(Collected data)

========

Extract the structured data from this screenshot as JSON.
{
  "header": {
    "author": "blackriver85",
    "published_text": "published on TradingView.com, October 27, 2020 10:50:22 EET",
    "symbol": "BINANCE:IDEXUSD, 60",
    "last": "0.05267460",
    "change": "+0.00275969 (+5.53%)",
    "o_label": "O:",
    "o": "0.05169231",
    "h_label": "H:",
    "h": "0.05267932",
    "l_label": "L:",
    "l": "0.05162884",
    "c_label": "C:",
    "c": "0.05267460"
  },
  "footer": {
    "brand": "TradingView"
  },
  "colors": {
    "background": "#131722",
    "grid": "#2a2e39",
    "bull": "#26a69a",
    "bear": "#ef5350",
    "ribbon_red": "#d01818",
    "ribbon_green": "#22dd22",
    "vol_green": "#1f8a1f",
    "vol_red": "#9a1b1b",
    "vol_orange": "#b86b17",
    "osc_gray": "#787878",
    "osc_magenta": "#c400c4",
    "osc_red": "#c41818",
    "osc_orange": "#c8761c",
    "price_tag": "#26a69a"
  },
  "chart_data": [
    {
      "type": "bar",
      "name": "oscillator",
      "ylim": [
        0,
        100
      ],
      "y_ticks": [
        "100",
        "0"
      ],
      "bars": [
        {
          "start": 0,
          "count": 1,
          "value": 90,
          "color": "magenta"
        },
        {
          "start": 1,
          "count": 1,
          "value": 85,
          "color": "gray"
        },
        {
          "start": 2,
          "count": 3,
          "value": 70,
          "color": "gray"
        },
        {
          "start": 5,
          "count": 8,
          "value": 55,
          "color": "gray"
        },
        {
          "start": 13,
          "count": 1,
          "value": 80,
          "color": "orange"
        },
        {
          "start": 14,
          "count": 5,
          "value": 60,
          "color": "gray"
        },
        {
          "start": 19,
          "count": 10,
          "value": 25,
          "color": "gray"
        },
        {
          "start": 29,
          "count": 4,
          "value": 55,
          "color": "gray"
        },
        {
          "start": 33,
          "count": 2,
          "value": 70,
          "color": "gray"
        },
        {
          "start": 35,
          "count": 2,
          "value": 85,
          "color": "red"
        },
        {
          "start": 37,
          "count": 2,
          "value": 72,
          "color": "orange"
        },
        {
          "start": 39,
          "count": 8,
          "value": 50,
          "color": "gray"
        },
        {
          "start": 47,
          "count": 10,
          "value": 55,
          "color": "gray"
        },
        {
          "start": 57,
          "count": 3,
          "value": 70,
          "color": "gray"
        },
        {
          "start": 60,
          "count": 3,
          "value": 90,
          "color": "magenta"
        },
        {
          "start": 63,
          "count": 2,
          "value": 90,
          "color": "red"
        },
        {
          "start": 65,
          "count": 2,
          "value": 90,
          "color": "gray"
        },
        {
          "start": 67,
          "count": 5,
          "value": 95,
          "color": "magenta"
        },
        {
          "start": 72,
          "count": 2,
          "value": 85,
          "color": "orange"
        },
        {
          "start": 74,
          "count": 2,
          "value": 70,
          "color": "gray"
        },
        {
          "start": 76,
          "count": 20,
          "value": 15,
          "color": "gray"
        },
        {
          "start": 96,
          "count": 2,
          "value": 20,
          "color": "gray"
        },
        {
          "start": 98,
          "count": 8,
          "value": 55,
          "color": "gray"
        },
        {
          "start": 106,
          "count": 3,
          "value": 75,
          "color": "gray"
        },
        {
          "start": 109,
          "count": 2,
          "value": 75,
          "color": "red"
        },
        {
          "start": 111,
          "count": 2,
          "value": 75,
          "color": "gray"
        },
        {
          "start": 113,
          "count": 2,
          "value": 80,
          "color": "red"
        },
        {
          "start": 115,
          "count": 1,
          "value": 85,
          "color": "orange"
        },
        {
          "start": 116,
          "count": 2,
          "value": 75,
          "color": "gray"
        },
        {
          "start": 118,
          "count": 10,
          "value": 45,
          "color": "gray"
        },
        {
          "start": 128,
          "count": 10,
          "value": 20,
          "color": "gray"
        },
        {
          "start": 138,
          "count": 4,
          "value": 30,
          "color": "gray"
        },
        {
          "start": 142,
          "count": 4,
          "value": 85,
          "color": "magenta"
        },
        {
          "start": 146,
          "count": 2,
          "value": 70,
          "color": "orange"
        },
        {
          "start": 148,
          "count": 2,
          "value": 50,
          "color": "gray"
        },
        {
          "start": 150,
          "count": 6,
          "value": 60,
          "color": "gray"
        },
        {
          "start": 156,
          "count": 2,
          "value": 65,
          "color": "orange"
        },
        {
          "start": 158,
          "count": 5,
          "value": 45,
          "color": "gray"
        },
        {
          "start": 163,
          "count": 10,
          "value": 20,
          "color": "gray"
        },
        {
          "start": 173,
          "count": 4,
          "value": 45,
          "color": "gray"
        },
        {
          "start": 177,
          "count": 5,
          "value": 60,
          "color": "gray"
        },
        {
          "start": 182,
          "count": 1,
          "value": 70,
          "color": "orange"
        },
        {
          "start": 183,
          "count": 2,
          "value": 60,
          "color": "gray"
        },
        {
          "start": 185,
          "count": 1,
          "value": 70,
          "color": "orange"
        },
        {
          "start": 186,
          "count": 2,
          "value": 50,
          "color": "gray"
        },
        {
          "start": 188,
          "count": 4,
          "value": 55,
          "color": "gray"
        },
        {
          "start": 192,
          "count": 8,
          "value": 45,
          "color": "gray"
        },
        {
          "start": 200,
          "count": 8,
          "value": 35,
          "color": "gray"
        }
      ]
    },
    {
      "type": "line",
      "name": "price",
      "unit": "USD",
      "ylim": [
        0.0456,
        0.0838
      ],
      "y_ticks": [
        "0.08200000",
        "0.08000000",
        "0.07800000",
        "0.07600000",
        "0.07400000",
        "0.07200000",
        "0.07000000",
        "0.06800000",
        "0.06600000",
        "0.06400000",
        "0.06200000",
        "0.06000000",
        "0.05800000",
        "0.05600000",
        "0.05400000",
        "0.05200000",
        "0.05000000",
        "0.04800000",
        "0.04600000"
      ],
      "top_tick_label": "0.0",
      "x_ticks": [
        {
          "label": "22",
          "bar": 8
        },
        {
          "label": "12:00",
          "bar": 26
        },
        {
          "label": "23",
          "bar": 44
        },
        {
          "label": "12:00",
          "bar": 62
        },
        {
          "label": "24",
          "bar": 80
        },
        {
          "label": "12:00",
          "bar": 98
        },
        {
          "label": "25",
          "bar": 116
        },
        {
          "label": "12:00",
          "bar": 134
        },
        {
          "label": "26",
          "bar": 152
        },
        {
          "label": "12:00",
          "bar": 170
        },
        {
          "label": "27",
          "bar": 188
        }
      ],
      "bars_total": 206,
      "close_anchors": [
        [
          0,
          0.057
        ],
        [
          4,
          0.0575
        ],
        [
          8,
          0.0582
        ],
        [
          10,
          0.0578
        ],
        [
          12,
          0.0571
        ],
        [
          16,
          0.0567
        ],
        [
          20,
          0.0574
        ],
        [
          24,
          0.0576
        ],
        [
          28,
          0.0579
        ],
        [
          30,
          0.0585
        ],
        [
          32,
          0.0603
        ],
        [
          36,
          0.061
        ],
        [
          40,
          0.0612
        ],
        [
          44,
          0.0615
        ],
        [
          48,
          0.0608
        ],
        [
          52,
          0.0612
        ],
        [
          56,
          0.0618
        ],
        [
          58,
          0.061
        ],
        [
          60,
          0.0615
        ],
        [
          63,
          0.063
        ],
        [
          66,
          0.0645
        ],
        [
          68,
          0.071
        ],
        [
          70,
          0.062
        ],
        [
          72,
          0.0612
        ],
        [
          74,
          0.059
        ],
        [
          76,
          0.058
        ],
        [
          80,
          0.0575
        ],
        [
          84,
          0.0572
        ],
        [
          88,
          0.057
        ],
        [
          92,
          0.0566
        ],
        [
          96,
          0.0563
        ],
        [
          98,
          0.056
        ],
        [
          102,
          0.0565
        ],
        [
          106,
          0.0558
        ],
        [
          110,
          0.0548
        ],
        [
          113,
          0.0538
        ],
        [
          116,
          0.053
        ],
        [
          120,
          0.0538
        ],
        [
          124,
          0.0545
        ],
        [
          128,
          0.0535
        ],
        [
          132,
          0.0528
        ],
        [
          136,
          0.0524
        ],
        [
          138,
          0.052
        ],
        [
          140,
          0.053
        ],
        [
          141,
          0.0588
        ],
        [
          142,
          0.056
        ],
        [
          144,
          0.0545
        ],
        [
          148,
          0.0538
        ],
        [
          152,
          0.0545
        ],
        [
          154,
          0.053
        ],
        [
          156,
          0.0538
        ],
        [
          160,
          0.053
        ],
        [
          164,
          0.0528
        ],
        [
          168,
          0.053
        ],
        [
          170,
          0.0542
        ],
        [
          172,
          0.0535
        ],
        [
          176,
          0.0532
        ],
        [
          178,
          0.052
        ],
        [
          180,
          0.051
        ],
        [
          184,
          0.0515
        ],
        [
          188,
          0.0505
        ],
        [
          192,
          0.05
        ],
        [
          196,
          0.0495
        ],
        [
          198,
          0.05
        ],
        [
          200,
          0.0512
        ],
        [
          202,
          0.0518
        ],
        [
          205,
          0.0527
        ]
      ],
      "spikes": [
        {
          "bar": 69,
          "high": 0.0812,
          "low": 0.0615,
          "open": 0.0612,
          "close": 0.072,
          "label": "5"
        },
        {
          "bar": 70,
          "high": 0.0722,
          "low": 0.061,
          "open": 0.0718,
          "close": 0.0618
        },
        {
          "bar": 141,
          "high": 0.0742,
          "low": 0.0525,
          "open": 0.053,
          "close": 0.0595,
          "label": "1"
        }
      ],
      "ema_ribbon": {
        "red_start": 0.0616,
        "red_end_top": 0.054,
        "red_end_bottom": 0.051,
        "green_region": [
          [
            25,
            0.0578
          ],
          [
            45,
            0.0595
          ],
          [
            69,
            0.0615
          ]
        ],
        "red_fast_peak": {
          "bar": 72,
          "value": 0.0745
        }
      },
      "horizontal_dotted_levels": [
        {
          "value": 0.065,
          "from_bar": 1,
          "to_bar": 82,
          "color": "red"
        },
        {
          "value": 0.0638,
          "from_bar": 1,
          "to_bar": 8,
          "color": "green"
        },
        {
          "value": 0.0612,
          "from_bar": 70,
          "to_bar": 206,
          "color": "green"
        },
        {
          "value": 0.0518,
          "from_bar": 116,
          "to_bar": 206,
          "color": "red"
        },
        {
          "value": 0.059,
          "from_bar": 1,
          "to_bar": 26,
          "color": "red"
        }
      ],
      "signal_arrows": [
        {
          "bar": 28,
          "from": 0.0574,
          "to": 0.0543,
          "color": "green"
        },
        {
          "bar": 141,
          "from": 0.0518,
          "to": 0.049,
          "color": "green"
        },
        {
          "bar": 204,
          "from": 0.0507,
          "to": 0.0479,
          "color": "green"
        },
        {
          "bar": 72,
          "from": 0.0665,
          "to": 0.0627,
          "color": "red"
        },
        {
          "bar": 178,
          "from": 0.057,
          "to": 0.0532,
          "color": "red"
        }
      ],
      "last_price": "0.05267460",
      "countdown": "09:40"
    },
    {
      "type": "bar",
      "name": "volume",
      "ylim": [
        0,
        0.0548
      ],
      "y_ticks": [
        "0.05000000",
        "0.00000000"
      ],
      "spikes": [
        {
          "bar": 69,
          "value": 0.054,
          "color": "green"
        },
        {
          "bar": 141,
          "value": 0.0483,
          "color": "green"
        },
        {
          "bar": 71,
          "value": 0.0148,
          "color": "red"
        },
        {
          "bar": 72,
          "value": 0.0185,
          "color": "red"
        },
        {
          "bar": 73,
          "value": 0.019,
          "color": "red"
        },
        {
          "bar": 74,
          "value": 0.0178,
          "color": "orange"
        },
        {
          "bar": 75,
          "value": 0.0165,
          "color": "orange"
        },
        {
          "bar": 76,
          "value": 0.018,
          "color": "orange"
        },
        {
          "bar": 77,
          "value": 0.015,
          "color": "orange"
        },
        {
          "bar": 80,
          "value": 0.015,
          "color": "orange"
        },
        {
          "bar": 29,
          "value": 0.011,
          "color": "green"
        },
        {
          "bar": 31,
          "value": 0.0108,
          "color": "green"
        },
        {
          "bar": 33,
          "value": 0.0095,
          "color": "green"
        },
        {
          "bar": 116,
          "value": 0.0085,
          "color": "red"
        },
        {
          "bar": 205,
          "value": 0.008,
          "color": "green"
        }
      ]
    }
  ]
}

========

**Goal of the exercise:** Go through the data and gather every line that holds "name".

**Written response:**
      "name": "oscillator",
      "name": "price",
      "name": "volume",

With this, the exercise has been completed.